- Job: Copy every entry word for word, but skip the pictures.

- Data for the task:
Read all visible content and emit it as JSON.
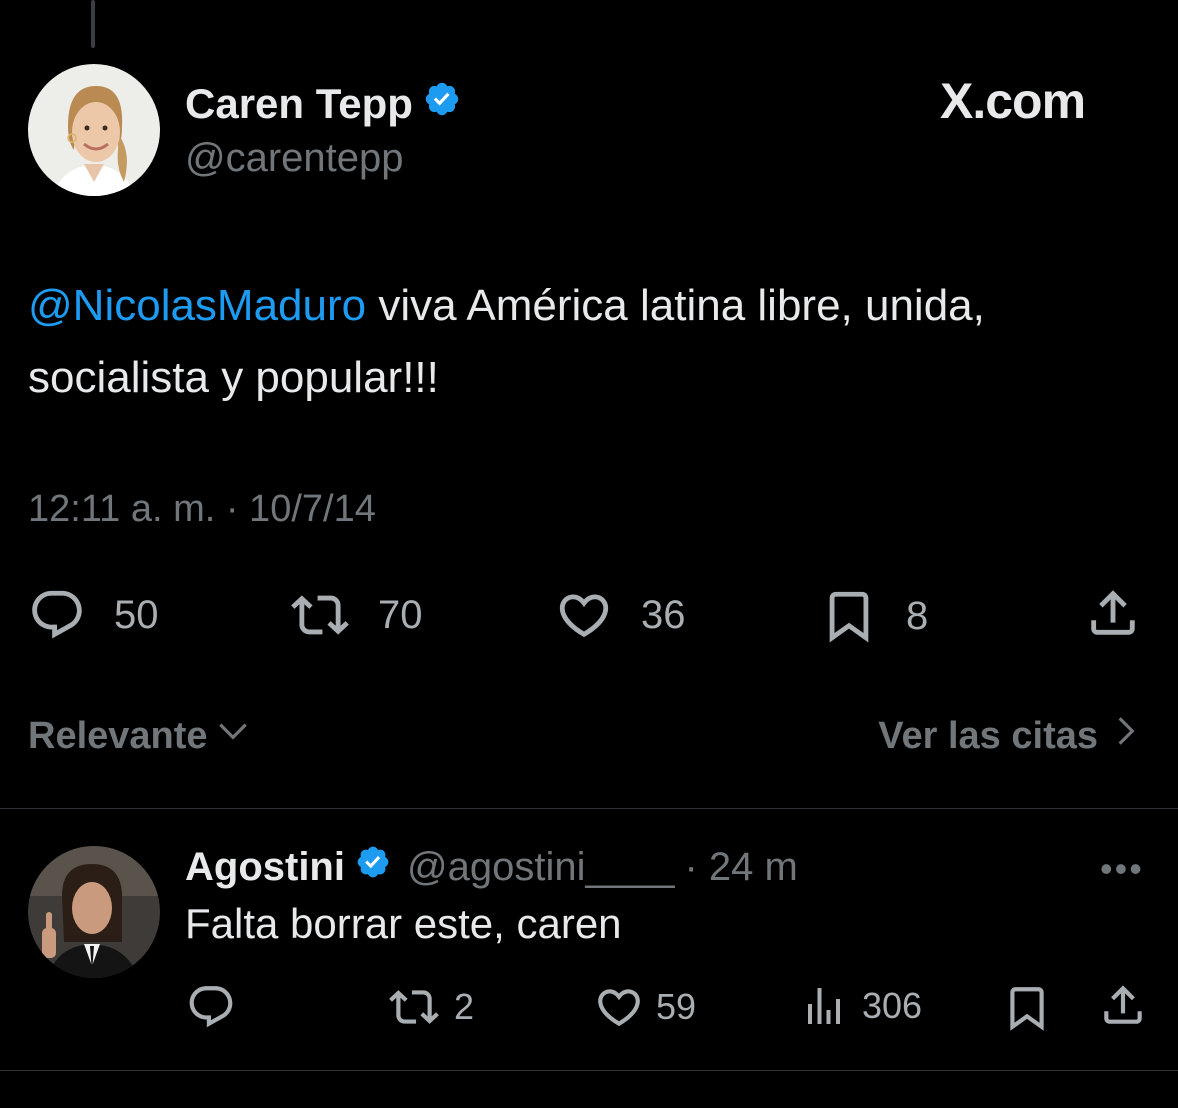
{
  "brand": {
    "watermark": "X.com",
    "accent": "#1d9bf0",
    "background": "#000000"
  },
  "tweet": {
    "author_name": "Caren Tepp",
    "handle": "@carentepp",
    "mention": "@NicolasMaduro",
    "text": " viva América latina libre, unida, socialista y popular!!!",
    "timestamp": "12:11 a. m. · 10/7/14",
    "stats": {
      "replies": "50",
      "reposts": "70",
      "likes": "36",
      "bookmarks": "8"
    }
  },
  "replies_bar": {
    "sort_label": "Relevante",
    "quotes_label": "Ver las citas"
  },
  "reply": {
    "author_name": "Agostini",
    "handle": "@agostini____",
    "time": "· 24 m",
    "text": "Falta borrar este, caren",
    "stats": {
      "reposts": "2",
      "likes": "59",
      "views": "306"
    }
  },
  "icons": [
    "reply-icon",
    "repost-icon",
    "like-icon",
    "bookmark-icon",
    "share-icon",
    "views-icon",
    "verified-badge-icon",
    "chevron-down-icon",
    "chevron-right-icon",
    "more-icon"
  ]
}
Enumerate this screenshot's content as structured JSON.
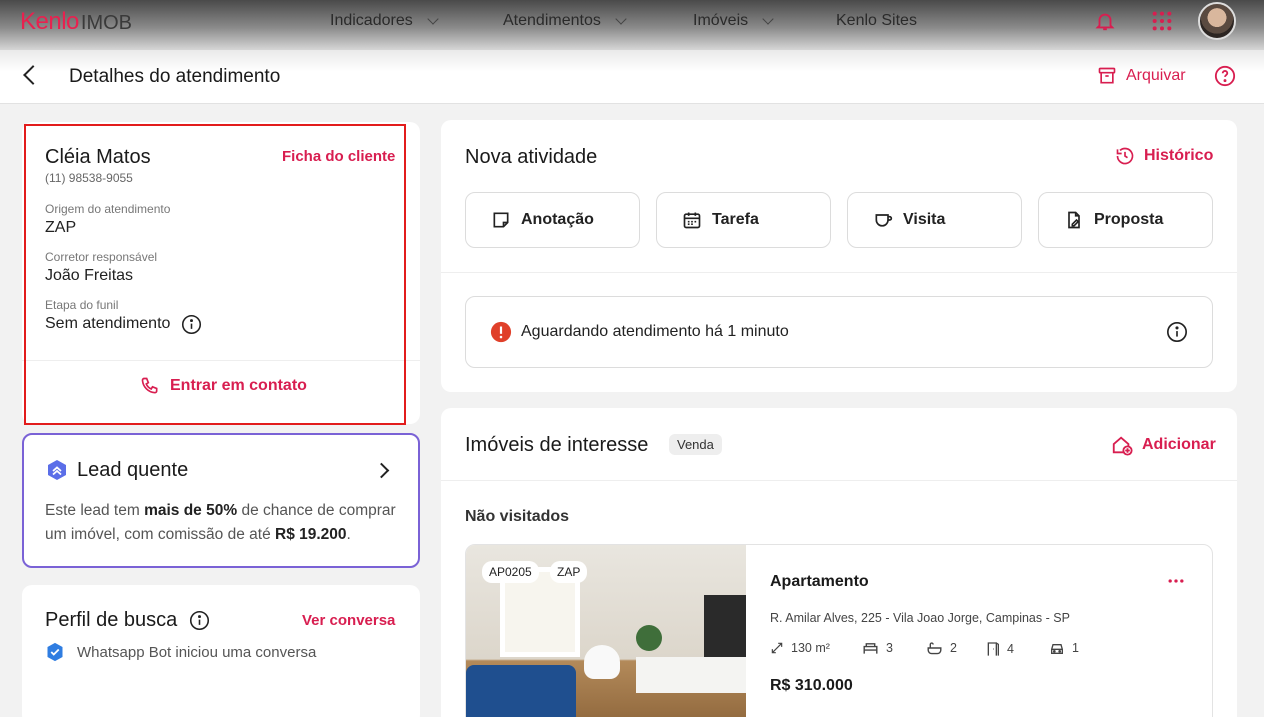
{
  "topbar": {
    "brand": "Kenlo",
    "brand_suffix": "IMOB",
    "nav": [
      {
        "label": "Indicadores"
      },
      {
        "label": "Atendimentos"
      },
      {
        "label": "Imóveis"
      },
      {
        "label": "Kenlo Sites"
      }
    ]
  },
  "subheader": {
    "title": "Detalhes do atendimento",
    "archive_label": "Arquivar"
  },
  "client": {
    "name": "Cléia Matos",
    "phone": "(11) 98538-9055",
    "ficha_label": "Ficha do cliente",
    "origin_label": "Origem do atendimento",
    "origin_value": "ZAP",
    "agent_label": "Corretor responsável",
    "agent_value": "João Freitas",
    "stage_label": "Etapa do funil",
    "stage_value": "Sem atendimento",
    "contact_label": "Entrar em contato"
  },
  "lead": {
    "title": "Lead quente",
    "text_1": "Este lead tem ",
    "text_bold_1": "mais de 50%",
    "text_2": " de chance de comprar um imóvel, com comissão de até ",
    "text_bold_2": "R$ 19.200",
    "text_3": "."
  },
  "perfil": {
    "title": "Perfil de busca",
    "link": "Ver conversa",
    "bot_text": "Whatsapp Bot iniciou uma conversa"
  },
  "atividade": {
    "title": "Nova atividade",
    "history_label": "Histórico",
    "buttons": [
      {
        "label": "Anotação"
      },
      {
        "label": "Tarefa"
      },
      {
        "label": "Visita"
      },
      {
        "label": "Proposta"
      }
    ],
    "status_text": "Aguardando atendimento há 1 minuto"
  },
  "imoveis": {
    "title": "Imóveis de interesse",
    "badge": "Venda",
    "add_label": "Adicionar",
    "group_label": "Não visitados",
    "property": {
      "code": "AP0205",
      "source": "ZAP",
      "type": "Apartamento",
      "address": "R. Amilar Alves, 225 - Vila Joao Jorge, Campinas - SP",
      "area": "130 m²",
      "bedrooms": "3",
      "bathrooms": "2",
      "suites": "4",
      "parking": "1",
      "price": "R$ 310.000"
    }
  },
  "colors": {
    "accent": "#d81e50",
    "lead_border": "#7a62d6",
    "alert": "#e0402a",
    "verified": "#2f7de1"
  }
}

- Written answer:
Read all visible content and emit it as JSON.
{
  "brand": {
    "watermark": "X.com",
    "accent": "#1d9bf0",
    "background": "#000000"
  },
  "tweet": {
    "author_name": "Caren Tepp",
    "handle": "@carentepp",
    "mention": "@NicolasMaduro",
    "text": " viva América latina libre, unida, socialista y popular!!!",
    "timestamp": "12:11 a. m. · 10/7/14",
    "stats": {
      "replies": "50",
      "reposts": "70",
      "likes": "36",
      "bookmarks": "8"
    }
  },
  "replies_bar": {
    "sort_label": "Relevante",
    "quotes_label": "Ver las citas"
  },
  "reply": {
    "author_name": "Agostini",
    "handle": "@agostini____",
    "time": "· 24 m",
    "text": "Falta borrar este, caren",
    "stats": {
      "reposts": "2",
      "likes": "59",
      "views": "306"
    }
  },
  "icons": [
    "reply-icon",
    "repost-icon",
    "like-icon",
    "bookmark-icon",
    "share-icon",
    "views-icon",
    "verified-badge-icon",
    "chevron-down-icon",
    "chevron-right-icon",
    "more-icon"
  ]
}
Enumerate this screenshot's content as structured JSON.
{
  "topbar": {
    "brand": "Kenlo",
    "brand_suffix": "IMOB",
    "nav": [
      {
        "label": "Indicadores"
      },
      {
        "label": "Atendimentos"
      },
      {
        "label": "Imóveis"
      },
      {
        "label": "Kenlo Sites"
      }
    ]
  },
  "subheader": {
    "title": "Detalhes do atendimento",
    "archive_label": "Arquivar"
  },
  "client": {
    "name": "Cléia Matos",
    "phone": "(11) 98538-9055",
    "ficha_label": "Ficha do cliente",
    "origin_label": "Origem do atendimento",
    "origin_value": "ZAP",
    "agent_label": "Corretor responsável",
    "agent_value": "João Freitas",
    "stage_label": "Etapa do funil",
    "stage_value": "Sem atendimento",
    "contact_label": "Entrar em contato"
  },
  "lead": {
    "title": "Lead quente",
    "text_1": "Este lead tem ",
    "text_bold_1": "mais de 50%",
    "text_2": " de chance de comprar um imóvel, com comissão de até ",
    "text_bold_2": "R$ 19.200",
    "text_3": "."
  },
  "perfil": {
    "title": "Perfil de busca",
    "link": "Ver conversa",
    "bot_text": "Whatsapp Bot iniciou uma conversa"
  },
  "atividade": {
    "title": "Nova atividade",
    "history_label": "Histórico",
    "buttons": [
      {
        "label": "Anotação"
      },
      {
        "label": "Tarefa"
      },
      {
        "label": "Visita"
      },
      {
        "label": "Proposta"
      }
    ],
    "status_text": "Aguardando atendimento há 1 minuto"
  },
  "imoveis": {
    "title": "Imóveis de interesse",
    "badge": "Venda",
    "add_label": "Adicionar",
    "group_label": "Não visitados",
    "property": {
      "code": "AP0205",
      "source": "ZAP",
      "type": "Apartamento",
      "address": "R. Amilar Alves, 225 - Vila Joao Jorge, Campinas - SP",
      "area": "130 m²",
      "bedrooms": "3",
      "bathrooms": "2",
      "suites": "4",
      "parking": "1",
      "price": "R$ 310.000"
    }
  },
  "colors": {
    "accent": "#d81e50",
    "lead_border": "#7a62d6",
    "alert": "#e0402a",
    "verified": "#2f7de1"
  }
}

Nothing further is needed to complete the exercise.